### WHAT YOU NEED TO DO
Without the pictures, write out all the lines below exactly as they appear.

### LISTED RECORDS
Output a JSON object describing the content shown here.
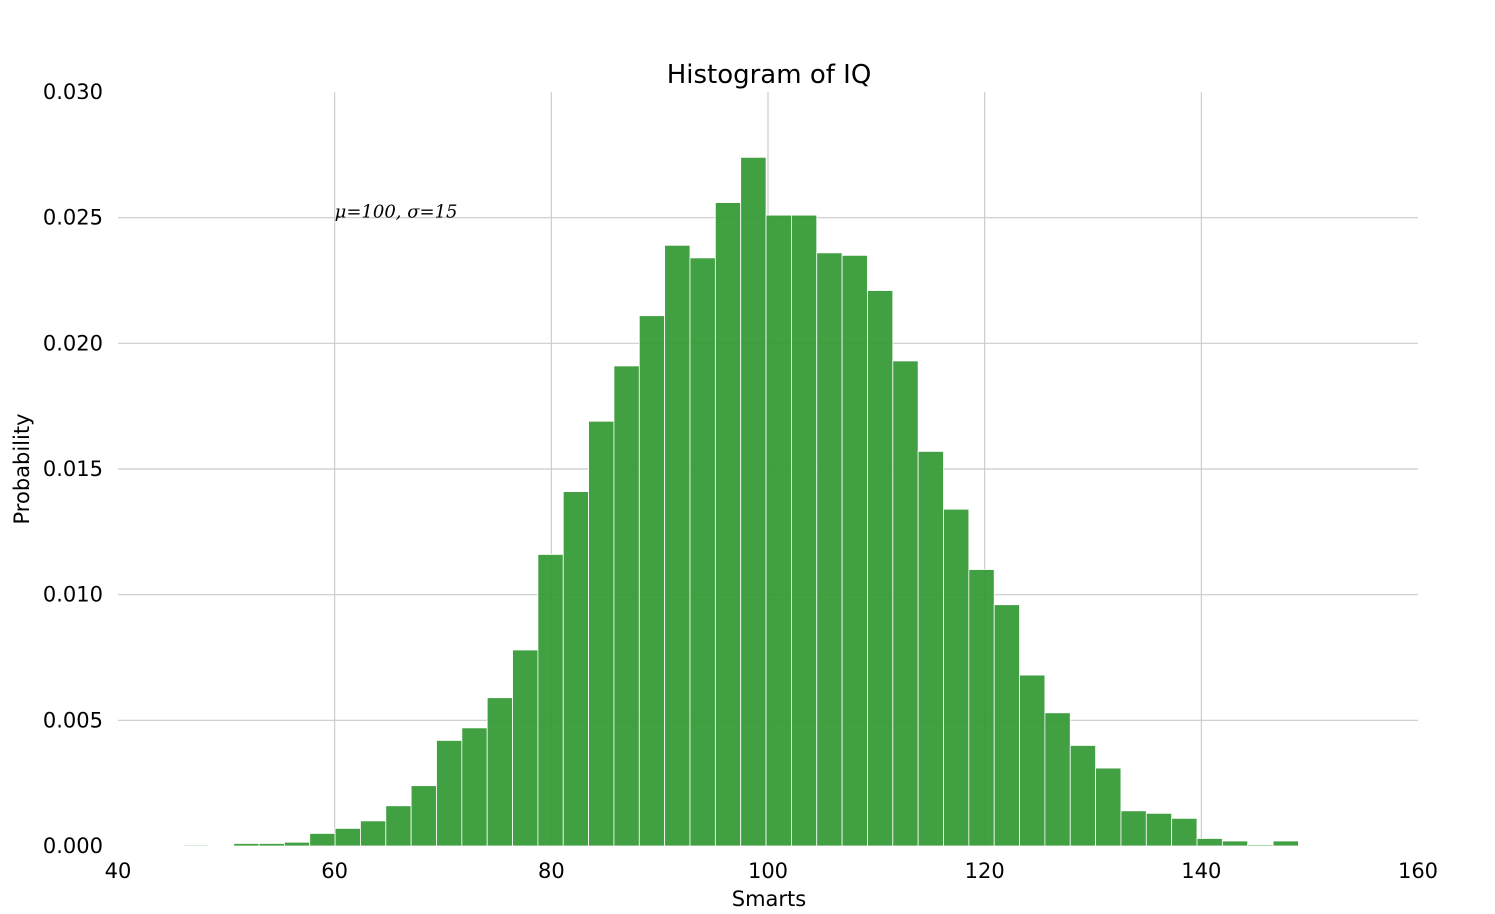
{
  "chart_data": {
    "type": "bar",
    "title": "Histogram of IQ",
    "xlabel": "Smarts",
    "ylabel": "Probability",
    "xlim": [
      40,
      160
    ],
    "ylim": [
      0,
      0.03
    ],
    "x_ticks": [
      40,
      60,
      80,
      100,
      120,
      140,
      160
    ],
    "y_ticks": [
      0.0,
      0.005,
      0.01,
      0.015,
      0.02,
      0.025,
      0.03
    ],
    "x_tick_labels": [
      "40",
      "60",
      "80",
      "100",
      "120",
      "140",
      "160"
    ],
    "y_tick_labels": [
      "0.000",
      "0.005",
      "0.010",
      "0.015",
      "0.020",
      "0.025",
      "0.030"
    ],
    "grid": true,
    "bar_color": "#339933",
    "grid_color": "#cccccc",
    "annotation": {
      "text": "μ=100,  σ=15",
      "x": 60,
      "y": 0.025
    },
    "bins": {
      "start": 46.0,
      "width": 2.34,
      "values": [
        4e-05,
        0.0,
        0.0001,
        0.0001,
        0.00015,
        0.0005,
        0.0007,
        0.001,
        0.0016,
        0.0024,
        0.0042,
        0.0047,
        0.0059,
        0.0078,
        0.0116,
        0.0141,
        0.0169,
        0.0191,
        0.0211,
        0.0239,
        0.0234,
        0.0256,
        0.0274,
        0.0251,
        0.0251,
        0.0236,
        0.0235,
        0.0221,
        0.0193,
        0.0157,
        0.0134,
        0.011,
        0.0096,
        0.0068,
        0.0053,
        0.004,
        0.0031,
        0.0014,
        0.0013,
        0.0011,
        0.0003,
        0.0002,
        5e-05,
        0.0002
      ]
    }
  }
}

### THE RESPONSE
Output a JSON object describing the content shown here.
{
  "chart_data": {
    "type": "bar",
    "title": "Histogram of IQ",
    "xlabel": "Smarts",
    "ylabel": "Probability",
    "xlim": [
      40,
      160
    ],
    "ylim": [
      0,
      0.03
    ],
    "x_ticks": [
      40,
      60,
      80,
      100,
      120,
      140,
      160
    ],
    "y_ticks": [
      0.0,
      0.005,
      0.01,
      0.015,
      0.02,
      0.025,
      0.03
    ],
    "x_tick_labels": [
      "40",
      "60",
      "80",
      "100",
      "120",
      "140",
      "160"
    ],
    "y_tick_labels": [
      "0.000",
      "0.005",
      "0.010",
      "0.015",
      "0.020",
      "0.025",
      "0.030"
    ],
    "grid": true,
    "bar_color": "#339933",
    "grid_color": "#cccccc",
    "annotation": {
      "text": "μ=100,  σ=15",
      "x": 60,
      "y": 0.025
    },
    "bins": {
      "start": 46.0,
      "width": 2.34,
      "values": [
        4e-05,
        0.0,
        0.0001,
        0.0001,
        0.00015,
        0.0005,
        0.0007,
        0.001,
        0.0016,
        0.0024,
        0.0042,
        0.0047,
        0.0059,
        0.0078,
        0.0116,
        0.0141,
        0.0169,
        0.0191,
        0.0211,
        0.0239,
        0.0234,
        0.0256,
        0.0274,
        0.0251,
        0.0251,
        0.0236,
        0.0235,
        0.0221,
        0.0193,
        0.0157,
        0.0134,
        0.011,
        0.0096,
        0.0068,
        0.0053,
        0.004,
        0.0031,
        0.0014,
        0.0013,
        0.0011,
        0.0003,
        0.0002,
        5e-05,
        0.0002
      ]
    }
  }
}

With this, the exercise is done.